* Requirements *
Select lines where the word "Анциферово" appears.

* Stored data entries *

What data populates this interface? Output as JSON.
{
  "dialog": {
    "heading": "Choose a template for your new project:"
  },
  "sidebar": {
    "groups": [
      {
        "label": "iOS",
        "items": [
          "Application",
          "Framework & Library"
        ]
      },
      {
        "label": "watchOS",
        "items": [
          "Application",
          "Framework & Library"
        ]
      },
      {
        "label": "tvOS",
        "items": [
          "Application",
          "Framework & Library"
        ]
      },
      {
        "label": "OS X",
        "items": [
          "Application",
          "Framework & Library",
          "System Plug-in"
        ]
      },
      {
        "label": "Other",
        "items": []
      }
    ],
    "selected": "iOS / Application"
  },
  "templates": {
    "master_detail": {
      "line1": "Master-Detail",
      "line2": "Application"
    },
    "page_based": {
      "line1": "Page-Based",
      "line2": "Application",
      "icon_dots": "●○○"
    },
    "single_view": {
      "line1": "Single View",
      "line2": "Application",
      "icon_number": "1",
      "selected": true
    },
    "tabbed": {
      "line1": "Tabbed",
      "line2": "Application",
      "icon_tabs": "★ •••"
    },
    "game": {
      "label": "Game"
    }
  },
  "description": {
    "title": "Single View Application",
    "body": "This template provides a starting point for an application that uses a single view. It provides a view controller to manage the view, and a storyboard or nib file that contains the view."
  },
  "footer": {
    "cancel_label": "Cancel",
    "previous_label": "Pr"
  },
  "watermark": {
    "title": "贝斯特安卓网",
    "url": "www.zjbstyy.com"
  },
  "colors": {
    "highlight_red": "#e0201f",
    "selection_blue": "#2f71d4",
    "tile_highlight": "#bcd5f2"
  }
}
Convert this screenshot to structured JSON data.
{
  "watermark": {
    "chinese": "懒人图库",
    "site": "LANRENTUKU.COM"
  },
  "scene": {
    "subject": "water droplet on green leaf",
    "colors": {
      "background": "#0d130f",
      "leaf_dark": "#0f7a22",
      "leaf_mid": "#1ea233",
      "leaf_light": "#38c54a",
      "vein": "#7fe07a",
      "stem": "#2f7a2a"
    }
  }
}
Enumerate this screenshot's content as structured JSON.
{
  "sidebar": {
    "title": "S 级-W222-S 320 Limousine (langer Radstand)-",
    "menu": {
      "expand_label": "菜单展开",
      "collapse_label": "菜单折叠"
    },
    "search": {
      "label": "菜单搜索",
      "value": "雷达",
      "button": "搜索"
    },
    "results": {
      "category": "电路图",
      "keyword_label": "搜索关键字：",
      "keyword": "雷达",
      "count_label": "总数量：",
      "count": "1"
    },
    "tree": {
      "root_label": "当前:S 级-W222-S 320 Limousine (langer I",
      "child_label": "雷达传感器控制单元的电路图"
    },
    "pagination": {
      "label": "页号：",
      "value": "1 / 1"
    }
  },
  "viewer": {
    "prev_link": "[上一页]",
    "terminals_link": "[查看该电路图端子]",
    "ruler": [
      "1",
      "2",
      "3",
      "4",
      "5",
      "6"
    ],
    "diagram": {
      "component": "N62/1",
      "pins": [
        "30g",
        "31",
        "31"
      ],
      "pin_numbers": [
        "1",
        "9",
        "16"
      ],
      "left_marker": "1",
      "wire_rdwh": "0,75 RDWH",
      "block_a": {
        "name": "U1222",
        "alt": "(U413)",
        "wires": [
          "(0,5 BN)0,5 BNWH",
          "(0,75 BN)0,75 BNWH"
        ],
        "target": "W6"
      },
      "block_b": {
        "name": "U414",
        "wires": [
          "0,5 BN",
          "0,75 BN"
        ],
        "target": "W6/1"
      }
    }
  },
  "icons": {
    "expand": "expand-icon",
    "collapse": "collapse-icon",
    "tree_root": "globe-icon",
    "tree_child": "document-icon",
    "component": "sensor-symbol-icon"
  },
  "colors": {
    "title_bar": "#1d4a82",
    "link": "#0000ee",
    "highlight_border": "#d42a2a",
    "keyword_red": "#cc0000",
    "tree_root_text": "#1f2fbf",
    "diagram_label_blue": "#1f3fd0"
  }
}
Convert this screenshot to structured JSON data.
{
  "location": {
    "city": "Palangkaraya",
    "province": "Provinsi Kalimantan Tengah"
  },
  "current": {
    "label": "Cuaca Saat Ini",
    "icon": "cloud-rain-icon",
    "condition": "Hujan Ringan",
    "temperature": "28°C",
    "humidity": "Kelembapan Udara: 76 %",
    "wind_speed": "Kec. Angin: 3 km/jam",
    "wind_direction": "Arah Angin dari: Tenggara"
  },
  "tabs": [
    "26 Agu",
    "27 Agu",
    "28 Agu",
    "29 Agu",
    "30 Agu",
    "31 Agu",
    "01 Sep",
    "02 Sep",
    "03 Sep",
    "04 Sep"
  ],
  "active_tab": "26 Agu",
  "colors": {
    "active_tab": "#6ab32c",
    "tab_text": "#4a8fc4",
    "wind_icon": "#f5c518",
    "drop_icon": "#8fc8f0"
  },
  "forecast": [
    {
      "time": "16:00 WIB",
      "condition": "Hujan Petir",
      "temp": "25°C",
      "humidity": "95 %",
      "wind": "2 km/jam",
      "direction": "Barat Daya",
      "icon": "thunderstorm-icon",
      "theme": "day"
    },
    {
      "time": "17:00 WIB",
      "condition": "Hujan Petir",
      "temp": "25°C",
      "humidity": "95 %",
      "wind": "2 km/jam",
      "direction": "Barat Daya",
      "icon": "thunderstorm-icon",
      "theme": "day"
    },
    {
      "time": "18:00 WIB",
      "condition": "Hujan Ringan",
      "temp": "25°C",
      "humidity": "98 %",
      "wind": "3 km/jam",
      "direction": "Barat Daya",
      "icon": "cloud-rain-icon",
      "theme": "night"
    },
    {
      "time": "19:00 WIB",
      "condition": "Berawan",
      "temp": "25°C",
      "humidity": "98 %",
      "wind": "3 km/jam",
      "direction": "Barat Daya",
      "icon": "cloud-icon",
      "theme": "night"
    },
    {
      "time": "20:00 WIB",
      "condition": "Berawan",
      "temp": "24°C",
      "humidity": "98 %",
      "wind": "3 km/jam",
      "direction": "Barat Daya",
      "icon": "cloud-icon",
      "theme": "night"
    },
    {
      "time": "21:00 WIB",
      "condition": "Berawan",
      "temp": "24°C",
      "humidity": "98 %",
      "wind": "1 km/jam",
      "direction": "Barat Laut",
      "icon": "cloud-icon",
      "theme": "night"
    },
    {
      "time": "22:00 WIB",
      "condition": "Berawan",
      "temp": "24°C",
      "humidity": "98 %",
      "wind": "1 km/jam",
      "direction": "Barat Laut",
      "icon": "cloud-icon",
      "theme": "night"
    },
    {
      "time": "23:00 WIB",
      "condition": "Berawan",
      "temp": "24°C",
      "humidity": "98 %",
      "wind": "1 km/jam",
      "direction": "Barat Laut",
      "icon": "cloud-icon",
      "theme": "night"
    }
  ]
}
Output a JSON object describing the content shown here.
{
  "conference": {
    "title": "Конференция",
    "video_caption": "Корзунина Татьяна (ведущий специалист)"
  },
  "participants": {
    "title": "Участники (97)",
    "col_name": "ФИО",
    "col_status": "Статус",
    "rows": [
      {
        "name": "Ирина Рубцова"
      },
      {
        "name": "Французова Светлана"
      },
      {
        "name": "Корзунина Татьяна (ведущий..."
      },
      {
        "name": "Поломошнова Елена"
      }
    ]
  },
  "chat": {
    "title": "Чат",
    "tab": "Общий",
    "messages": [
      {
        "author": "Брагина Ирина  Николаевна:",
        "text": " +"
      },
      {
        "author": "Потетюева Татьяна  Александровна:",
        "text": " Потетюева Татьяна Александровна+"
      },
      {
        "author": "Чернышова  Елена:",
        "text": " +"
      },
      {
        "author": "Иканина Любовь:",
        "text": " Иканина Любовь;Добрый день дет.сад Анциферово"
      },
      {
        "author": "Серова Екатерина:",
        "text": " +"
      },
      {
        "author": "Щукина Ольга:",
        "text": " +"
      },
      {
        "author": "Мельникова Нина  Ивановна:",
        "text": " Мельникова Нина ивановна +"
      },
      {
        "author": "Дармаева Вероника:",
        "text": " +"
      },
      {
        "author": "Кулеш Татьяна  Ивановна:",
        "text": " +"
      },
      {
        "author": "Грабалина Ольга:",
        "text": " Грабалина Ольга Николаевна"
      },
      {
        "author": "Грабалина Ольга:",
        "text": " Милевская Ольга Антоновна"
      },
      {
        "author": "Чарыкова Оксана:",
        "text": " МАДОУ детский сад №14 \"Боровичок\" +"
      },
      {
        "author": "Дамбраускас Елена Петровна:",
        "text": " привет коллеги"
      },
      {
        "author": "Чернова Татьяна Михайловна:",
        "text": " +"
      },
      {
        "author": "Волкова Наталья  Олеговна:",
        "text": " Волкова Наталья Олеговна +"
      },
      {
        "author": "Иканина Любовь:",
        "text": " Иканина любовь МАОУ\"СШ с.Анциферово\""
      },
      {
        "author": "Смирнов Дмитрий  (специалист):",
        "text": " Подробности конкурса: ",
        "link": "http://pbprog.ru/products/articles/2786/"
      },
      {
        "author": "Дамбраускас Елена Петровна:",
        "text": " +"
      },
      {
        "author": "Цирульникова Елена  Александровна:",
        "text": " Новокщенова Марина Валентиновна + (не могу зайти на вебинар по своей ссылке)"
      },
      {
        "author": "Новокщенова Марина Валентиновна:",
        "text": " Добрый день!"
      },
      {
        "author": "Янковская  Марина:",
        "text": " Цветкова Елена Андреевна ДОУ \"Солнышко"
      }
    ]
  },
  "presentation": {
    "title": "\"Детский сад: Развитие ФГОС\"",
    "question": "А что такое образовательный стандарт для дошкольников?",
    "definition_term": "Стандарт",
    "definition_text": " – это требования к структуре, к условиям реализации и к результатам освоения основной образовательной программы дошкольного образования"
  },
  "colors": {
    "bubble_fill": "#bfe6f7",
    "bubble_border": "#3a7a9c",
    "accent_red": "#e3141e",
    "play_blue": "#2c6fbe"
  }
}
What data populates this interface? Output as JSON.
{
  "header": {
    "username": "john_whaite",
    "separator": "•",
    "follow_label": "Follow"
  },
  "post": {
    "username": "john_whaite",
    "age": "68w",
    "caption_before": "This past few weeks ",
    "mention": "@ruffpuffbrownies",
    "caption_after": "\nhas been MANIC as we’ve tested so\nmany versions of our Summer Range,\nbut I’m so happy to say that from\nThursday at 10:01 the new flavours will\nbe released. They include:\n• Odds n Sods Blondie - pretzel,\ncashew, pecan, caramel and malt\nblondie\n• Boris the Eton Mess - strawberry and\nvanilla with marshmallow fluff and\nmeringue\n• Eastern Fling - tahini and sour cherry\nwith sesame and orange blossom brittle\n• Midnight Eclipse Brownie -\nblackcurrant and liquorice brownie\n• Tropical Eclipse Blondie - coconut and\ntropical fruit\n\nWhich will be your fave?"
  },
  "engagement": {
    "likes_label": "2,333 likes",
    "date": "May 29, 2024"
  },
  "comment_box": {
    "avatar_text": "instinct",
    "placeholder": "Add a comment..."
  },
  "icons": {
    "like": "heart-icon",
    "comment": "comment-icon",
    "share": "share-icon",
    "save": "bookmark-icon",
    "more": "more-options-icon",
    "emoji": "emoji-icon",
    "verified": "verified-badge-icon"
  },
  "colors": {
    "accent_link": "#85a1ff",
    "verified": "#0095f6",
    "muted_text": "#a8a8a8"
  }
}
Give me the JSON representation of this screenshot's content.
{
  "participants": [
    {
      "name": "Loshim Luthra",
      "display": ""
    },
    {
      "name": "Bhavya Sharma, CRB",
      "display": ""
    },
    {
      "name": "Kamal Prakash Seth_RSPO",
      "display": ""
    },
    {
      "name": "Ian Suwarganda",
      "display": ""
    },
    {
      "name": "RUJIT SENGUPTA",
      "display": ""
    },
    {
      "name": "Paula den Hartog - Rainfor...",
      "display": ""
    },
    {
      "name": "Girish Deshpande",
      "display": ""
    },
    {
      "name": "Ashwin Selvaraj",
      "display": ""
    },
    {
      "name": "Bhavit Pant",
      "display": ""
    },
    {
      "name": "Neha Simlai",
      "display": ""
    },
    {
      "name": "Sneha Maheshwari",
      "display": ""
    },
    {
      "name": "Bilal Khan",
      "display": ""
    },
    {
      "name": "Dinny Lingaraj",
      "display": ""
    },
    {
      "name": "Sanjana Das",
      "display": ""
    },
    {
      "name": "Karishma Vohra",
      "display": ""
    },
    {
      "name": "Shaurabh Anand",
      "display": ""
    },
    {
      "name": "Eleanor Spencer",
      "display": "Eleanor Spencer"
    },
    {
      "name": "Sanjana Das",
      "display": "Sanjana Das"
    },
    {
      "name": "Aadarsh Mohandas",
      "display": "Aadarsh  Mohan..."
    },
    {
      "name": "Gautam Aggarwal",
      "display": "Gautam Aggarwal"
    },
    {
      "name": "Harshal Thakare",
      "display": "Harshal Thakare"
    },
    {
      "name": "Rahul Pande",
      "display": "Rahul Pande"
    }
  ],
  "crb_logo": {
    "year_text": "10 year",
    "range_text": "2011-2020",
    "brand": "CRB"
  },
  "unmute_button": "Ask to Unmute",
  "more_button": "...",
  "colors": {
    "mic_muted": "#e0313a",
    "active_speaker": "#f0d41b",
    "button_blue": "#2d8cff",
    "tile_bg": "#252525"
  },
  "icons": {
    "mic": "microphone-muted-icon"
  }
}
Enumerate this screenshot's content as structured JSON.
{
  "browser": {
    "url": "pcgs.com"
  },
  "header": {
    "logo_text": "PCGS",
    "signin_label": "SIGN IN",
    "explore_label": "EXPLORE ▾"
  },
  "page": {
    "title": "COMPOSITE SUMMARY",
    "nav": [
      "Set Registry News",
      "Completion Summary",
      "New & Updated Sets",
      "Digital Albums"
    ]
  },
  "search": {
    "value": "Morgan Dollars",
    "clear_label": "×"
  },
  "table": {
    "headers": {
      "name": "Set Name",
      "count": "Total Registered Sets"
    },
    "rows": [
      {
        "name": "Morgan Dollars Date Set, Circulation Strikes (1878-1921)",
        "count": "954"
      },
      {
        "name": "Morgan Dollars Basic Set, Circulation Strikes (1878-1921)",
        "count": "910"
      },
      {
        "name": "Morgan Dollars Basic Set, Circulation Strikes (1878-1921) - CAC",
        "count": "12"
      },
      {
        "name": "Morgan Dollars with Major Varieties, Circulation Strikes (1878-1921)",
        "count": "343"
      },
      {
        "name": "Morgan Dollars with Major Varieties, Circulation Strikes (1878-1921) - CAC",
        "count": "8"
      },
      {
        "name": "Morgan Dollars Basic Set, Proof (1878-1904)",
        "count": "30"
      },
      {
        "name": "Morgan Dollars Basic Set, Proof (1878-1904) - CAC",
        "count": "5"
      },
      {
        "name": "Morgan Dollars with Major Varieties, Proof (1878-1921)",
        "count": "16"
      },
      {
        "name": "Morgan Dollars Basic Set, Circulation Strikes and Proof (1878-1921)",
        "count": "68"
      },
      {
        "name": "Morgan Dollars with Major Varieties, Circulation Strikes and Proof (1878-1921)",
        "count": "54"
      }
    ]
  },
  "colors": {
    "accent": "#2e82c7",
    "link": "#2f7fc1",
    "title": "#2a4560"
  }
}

* Full output *
        "text": " Иканина Любовь;Добрый день дет.сад Анциферово"
        "text": " Иканина любовь МАОУ\"СШ с.Анциферово\""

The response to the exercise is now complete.